• _EXERCISE GOAL_
How many of the lines contain the string "действия"? Give the number, with no other words.
++++++++++
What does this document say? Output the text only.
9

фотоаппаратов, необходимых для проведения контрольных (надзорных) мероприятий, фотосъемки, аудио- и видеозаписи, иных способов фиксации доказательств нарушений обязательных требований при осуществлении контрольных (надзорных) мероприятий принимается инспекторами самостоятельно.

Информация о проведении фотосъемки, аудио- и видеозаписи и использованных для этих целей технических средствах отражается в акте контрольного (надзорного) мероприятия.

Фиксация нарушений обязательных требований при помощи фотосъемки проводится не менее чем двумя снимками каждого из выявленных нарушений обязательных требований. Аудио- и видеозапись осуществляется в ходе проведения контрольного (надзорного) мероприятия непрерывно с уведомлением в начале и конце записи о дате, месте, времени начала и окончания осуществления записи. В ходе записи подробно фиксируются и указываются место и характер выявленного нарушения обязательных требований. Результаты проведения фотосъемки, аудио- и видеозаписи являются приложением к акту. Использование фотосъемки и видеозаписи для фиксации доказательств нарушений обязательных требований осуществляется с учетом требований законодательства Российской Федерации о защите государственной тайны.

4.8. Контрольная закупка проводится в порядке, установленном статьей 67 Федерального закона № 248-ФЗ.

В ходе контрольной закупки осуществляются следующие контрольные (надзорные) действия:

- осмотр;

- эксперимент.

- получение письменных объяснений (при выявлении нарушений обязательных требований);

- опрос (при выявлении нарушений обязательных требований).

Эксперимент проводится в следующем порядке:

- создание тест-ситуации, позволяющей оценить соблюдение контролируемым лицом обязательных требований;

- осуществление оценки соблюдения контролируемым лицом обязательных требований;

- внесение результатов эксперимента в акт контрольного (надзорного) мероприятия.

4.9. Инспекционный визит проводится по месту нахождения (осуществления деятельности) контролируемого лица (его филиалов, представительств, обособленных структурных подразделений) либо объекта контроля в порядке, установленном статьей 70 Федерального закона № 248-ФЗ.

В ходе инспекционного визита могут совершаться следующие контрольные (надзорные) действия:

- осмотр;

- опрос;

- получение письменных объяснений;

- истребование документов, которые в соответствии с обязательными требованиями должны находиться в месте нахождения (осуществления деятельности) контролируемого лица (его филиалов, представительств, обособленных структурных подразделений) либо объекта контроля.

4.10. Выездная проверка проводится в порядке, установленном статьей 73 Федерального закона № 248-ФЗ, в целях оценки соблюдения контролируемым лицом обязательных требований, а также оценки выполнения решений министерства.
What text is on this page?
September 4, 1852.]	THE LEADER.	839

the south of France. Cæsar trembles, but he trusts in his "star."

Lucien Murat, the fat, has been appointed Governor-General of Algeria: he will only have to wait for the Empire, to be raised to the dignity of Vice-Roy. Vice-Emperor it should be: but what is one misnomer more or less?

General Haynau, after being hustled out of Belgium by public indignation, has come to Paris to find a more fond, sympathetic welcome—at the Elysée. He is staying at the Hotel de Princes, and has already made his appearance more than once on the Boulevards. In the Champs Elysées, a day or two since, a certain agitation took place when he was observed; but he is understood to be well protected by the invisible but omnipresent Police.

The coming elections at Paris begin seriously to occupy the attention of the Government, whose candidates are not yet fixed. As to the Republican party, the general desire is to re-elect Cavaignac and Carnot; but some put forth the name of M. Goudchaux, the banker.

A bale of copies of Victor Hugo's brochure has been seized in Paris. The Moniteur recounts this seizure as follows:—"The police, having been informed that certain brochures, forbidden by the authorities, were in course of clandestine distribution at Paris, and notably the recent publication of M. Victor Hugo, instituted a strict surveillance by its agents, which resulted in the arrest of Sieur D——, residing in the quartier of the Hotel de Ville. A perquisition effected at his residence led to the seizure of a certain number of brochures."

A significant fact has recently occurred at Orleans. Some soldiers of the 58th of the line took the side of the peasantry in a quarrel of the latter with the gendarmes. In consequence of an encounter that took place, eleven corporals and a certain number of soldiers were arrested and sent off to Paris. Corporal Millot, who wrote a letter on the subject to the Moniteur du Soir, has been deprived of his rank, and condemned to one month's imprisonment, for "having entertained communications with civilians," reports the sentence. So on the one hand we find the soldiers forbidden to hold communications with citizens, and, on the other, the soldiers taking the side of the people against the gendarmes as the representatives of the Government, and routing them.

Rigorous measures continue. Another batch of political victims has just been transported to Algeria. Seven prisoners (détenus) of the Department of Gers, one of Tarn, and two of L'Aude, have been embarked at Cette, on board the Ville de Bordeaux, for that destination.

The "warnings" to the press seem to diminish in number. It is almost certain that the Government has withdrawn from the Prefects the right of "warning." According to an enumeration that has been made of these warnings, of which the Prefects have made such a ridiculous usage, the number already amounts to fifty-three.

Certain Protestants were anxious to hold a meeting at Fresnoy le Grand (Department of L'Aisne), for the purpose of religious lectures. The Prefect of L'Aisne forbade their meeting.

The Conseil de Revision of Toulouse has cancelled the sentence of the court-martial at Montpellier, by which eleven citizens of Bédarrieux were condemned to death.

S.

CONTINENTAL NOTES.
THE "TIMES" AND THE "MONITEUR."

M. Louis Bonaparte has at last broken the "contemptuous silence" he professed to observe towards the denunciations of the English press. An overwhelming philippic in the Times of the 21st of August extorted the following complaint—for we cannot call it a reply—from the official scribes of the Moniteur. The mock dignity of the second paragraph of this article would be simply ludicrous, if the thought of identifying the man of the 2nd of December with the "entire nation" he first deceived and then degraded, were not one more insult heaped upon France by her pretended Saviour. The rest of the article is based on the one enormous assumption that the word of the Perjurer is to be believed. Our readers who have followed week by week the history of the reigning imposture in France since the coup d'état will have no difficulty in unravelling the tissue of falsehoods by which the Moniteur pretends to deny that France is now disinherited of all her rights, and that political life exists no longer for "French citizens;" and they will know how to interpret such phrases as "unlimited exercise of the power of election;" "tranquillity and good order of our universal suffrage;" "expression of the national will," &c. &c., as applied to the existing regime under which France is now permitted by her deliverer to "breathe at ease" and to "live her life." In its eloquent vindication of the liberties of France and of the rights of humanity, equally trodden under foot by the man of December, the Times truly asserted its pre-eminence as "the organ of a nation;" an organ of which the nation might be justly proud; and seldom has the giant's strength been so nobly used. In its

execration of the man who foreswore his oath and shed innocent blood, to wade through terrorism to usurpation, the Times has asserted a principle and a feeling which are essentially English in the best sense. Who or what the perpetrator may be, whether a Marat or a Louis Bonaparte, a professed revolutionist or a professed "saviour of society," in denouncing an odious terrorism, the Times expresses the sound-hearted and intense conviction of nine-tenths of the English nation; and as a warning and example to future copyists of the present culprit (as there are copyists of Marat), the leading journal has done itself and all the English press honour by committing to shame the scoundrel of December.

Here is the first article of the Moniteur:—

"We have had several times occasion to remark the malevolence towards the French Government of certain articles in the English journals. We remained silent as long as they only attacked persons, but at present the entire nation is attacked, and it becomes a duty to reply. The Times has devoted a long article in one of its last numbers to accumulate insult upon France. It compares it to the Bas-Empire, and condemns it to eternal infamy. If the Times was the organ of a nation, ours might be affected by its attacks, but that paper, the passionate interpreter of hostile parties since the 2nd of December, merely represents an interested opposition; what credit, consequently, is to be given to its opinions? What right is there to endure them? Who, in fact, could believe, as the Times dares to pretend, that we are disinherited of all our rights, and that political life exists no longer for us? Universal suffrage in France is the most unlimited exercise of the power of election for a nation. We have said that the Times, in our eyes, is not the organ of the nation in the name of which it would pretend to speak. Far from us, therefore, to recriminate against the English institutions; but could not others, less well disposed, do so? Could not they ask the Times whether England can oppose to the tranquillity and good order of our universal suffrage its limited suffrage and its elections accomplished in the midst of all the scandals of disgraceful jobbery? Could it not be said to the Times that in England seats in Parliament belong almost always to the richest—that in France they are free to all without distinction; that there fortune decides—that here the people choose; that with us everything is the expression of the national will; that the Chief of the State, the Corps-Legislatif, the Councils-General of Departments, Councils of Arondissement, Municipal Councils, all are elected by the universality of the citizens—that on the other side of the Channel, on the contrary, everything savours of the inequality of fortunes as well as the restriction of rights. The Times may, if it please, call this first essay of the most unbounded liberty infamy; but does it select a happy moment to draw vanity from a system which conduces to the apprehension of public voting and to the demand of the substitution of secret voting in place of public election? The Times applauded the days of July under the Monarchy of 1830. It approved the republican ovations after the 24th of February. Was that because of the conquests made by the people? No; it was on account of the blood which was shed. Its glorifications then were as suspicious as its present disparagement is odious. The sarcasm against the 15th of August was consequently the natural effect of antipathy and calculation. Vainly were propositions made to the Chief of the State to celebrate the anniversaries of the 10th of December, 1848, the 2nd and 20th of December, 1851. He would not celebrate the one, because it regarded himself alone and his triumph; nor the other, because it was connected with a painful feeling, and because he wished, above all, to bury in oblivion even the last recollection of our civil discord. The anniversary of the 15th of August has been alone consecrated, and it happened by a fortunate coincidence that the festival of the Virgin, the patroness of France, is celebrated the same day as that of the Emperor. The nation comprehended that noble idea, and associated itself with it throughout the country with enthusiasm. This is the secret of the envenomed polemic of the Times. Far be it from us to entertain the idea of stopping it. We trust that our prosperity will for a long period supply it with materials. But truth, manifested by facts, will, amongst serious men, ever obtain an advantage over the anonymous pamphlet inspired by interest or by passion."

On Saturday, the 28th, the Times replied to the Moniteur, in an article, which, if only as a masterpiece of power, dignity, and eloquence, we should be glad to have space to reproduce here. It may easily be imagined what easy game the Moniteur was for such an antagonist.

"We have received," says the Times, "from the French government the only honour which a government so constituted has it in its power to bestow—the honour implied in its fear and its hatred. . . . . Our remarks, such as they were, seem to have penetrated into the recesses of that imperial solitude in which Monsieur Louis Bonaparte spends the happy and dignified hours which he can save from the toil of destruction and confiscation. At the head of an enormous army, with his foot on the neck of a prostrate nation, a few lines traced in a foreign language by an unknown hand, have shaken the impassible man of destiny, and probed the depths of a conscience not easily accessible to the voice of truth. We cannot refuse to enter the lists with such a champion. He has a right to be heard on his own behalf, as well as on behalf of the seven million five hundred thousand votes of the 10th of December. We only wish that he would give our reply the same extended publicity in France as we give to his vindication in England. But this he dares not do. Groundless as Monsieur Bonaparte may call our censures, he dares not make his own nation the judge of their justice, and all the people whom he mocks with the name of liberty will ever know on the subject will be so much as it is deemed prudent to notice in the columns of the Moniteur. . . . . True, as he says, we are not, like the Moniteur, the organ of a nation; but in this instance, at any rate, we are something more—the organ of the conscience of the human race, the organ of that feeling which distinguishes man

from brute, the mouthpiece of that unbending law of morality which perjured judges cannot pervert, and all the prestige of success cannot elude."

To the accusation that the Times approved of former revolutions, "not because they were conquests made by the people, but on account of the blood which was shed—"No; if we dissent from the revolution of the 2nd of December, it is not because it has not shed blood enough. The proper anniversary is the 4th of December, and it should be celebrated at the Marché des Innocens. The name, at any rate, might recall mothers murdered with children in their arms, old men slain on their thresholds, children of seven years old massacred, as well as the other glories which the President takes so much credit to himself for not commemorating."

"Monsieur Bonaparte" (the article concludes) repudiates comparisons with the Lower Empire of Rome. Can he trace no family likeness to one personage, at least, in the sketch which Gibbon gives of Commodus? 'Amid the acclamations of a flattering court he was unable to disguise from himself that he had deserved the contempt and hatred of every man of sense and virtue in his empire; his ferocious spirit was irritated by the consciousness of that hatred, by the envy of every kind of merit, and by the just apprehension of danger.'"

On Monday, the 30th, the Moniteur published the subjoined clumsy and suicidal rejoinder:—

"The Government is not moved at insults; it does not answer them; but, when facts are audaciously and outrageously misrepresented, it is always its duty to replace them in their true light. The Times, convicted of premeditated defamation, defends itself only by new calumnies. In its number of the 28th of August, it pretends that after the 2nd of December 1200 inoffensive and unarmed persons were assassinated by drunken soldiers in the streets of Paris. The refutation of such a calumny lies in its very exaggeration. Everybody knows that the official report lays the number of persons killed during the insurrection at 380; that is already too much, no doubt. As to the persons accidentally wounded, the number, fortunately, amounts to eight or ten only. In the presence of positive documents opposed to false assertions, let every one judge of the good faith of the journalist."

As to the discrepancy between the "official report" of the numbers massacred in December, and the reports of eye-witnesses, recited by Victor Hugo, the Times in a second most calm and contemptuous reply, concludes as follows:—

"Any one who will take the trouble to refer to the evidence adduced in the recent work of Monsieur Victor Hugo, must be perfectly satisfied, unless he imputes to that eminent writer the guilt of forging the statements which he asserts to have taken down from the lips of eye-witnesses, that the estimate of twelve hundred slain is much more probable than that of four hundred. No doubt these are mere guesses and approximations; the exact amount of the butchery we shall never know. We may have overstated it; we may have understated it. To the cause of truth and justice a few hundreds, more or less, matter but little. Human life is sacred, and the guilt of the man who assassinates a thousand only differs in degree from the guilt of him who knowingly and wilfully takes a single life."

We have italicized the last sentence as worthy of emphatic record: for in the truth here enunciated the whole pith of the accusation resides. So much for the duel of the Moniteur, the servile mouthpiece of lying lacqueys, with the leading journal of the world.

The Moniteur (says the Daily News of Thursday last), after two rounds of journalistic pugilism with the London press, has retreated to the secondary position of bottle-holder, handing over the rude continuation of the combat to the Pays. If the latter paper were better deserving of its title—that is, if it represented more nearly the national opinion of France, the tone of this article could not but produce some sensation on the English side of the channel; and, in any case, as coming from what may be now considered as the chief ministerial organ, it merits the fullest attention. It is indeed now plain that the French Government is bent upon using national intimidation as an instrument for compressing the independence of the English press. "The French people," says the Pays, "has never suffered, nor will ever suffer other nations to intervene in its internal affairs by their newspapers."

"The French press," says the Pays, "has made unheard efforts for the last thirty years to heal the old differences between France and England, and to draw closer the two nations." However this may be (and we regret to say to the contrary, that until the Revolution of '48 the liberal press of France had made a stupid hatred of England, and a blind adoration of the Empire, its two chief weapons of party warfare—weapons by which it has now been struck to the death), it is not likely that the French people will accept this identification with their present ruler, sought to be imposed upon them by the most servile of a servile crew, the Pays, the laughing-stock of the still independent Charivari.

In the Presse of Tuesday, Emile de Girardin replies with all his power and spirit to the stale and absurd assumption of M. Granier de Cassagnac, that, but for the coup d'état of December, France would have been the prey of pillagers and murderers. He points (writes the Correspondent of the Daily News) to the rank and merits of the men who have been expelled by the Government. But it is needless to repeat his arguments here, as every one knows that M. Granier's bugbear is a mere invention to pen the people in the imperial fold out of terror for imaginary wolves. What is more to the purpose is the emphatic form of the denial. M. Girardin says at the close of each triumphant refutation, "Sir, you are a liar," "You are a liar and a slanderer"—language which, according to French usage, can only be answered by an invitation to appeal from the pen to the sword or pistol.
++++++++++
• _COMPLETE OUTPUT_
2